Goal of the exercise:
Rewrite the records below, replacing "uangnya" with "hartanya" everywhere and keeping all other text unchanged.

Data for the task:
┌──

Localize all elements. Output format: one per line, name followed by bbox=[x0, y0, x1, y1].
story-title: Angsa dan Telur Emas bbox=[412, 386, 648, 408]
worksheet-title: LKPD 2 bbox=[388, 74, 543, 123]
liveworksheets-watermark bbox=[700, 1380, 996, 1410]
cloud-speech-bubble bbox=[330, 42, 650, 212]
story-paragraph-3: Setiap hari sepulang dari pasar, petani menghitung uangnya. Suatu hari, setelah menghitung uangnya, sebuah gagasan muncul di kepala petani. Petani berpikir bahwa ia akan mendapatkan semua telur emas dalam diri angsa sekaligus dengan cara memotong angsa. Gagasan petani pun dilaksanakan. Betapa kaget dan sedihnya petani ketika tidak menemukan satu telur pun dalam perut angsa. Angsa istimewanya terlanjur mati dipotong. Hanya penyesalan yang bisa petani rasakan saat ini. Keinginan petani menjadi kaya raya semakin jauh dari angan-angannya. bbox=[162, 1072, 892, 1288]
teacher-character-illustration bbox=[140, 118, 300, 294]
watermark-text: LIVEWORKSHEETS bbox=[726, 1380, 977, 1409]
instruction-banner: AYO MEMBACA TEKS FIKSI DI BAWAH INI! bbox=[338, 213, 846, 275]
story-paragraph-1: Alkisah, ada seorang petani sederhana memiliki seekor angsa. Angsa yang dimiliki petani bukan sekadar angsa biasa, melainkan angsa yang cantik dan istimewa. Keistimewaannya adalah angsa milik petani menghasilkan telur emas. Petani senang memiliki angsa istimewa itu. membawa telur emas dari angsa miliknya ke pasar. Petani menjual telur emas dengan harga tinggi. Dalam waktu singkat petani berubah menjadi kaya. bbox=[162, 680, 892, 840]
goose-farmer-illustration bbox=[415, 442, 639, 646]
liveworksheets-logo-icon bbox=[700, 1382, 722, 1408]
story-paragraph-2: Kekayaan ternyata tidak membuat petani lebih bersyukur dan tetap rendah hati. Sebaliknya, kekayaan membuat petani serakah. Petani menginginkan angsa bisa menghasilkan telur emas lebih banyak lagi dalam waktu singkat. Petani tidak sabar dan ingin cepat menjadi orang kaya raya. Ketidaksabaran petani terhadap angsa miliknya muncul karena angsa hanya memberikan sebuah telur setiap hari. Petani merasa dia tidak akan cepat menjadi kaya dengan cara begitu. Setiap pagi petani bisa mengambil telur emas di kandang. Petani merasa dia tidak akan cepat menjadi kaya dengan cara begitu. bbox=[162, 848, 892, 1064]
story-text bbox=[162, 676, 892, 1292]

└──

Response to this exercise:
Localize all elements. Output format: one per line, name followed by bbox=[x0, y0, x1, y1].
story-title: Angsa dan Telur Emas bbox=[412, 386, 648, 408]
worksheet-title: LKPD 2 bbox=[388, 74, 543, 123]
liveworksheets-watermark bbox=[700, 1380, 996, 1410]
cloud-speech-bubble bbox=[330, 42, 650, 212]
story-paragraph-3: Setiap hari sepulang dari pasar, petani menghitung hartanya. Suatu hari, setelah menghitung hartanya, sebuah gagasan muncul di kepala petani. Petani berpikir bahwa ia akan mendapatkan semua telur emas dalam diri angsa sekaligus dengan cara memotong angsa. Gagasan petani pun dilaksanakan. Betapa kaget dan sedihnya petani ketika tidak menemukan satu telur pun dalam perut angsa. Angsa istimewanya terlanjur mati dipotong. Hanya penyesalan yang bisa petani rasakan saat ini. Keinginan petani menjadi kaya raya semakin jauh dari angan-angannya. bbox=[162, 1072, 892, 1288]
teacher-character-illustration bbox=[140, 118, 300, 294]
watermark-text: LIVEWORKSHEETS bbox=[726, 1380, 977, 1409]
instruction-banner: AYO MEMBACA TEKS FIKSI DI BAWAH INI! bbox=[338, 213, 846, 275]
story-paragraph-1: Alkisah, ada seorang petani sederhana memiliki seekor angsa. Angsa yang dimiliki petani bukan sekadar angsa biasa, melainkan angsa yang cantik dan istimewa. Keistimewaannya adalah angsa milik petani menghasilkan telur emas. Petani senang memiliki angsa istimewa itu. membawa telur emas dari angsa miliknya ke pasar. Petani menjual telur emas dengan harga tinggi. Dalam waktu singkat petani berubah menjadi kaya. bbox=[162, 680, 892, 840]
goose-farmer-illustration bbox=[415, 442, 639, 646]
liveworksheets-logo-icon bbox=[700, 1382, 722, 1408]
story-paragraph-2: Kekayaan ternyata tidak membuat petani lebih bersyukur dan tetap rendah hati. Sebaliknya, kekayaan membuat petani serakah. Petani menginginkan angsa bisa menghasilkan telur emas lebih banyak lagi dalam waktu singkat. Petani tidak sabar dan ingin cepat menjadi orang kaya raya. Ketidaksabaran petani terhadap angsa miliknya muncul karena angsa hanya memberikan sebuah telur setiap hari. Petani merasa dia tidak akan cepat menjadi kaya dengan cara begitu. Setiap pagi petani bisa mengambil telur emas di kandang. Petani merasa dia tidak akan cepat menjadi kaya dengan cara begitu. bbox=[162, 848, 892, 1064]
story-text bbox=[162, 676, 892, 1292]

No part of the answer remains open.